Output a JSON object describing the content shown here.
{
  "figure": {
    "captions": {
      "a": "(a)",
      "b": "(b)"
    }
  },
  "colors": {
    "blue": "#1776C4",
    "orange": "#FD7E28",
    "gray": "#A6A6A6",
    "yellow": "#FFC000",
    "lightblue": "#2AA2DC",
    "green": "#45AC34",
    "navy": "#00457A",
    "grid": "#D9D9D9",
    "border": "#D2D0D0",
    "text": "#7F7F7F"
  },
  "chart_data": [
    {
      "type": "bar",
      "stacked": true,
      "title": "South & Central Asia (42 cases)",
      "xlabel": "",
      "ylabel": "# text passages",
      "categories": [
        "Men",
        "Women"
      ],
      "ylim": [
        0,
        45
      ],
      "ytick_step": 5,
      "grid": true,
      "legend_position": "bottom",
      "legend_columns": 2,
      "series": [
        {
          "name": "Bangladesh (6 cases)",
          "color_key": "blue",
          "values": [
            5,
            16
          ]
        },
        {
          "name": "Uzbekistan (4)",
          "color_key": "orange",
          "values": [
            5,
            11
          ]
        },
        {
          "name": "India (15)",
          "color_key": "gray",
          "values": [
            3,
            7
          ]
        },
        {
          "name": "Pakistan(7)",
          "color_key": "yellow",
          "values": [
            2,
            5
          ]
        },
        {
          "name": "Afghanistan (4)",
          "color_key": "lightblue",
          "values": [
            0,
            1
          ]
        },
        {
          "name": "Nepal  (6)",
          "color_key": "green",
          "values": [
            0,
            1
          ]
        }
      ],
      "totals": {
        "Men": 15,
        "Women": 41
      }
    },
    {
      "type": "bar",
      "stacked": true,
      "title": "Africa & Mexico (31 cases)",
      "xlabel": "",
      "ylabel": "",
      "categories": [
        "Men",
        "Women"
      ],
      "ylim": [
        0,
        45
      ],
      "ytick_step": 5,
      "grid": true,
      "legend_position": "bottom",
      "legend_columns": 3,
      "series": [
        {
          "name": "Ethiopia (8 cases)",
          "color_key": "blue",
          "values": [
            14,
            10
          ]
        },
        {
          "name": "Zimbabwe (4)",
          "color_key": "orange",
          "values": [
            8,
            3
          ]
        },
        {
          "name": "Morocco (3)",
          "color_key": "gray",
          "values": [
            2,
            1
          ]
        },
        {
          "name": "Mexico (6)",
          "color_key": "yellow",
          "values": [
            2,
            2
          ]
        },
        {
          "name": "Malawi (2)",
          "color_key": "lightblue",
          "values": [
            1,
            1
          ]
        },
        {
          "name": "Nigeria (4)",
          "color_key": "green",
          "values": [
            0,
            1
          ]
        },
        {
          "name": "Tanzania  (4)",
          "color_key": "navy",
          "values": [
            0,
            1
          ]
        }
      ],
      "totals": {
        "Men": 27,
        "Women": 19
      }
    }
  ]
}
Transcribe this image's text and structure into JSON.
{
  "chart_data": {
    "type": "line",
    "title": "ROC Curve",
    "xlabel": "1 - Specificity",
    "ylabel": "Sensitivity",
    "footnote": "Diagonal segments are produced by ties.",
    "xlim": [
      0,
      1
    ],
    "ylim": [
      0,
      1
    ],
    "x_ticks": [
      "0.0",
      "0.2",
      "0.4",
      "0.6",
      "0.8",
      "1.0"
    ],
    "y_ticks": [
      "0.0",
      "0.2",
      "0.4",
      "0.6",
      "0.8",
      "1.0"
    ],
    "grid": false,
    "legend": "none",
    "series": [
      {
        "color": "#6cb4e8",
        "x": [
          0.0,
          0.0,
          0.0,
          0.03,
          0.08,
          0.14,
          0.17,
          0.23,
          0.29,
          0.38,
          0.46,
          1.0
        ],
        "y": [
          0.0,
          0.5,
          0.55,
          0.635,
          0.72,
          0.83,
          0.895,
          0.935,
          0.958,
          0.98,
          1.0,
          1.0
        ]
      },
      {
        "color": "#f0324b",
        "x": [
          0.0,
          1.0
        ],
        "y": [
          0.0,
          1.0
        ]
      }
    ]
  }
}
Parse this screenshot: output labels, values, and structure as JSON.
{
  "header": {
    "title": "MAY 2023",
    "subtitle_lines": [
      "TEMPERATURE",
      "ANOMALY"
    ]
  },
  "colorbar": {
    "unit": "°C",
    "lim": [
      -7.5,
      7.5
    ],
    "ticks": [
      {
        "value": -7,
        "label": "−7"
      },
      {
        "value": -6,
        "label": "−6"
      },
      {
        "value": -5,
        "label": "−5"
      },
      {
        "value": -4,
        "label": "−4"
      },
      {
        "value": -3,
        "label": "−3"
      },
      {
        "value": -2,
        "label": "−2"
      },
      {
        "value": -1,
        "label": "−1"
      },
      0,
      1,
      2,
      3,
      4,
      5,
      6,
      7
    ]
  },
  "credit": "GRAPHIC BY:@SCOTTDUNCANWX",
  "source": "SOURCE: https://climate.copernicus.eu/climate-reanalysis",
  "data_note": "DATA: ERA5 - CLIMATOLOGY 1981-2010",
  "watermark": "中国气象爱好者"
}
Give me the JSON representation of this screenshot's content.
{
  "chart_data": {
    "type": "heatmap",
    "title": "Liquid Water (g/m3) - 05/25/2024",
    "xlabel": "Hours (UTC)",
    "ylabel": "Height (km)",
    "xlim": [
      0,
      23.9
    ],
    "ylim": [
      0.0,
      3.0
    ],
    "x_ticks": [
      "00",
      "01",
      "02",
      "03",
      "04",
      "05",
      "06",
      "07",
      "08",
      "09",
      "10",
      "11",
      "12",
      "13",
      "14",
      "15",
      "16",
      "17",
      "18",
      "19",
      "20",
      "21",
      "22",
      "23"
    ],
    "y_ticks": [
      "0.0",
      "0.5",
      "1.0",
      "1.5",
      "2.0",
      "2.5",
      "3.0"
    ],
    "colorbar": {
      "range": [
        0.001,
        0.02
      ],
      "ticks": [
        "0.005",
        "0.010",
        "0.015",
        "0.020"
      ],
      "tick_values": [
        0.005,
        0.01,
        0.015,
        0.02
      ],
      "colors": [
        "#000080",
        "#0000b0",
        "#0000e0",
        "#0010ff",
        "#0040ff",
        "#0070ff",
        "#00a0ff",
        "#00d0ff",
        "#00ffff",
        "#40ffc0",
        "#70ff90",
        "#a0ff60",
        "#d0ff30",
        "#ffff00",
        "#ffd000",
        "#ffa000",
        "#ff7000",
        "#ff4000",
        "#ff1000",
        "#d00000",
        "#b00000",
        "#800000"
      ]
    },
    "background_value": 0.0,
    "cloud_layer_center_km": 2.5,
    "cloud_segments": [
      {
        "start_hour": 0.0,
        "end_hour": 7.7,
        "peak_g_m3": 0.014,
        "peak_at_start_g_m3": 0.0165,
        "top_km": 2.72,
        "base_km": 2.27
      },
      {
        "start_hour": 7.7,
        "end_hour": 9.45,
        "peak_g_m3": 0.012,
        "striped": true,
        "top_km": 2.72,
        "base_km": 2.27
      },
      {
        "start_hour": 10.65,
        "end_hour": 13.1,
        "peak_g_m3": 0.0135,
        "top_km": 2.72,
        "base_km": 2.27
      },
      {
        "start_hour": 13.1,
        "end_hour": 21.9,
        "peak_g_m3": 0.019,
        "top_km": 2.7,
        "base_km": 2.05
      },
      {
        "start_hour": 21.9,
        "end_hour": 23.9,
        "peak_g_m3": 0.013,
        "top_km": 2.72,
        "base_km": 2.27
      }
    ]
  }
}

----

# Goal
From the entries above, copy every line where the word "screenshot" shows up.

# Task solution
Parse this screenshot: output labels, values, and structure as JSON.
Give me the JSON representation of this screenshot's content.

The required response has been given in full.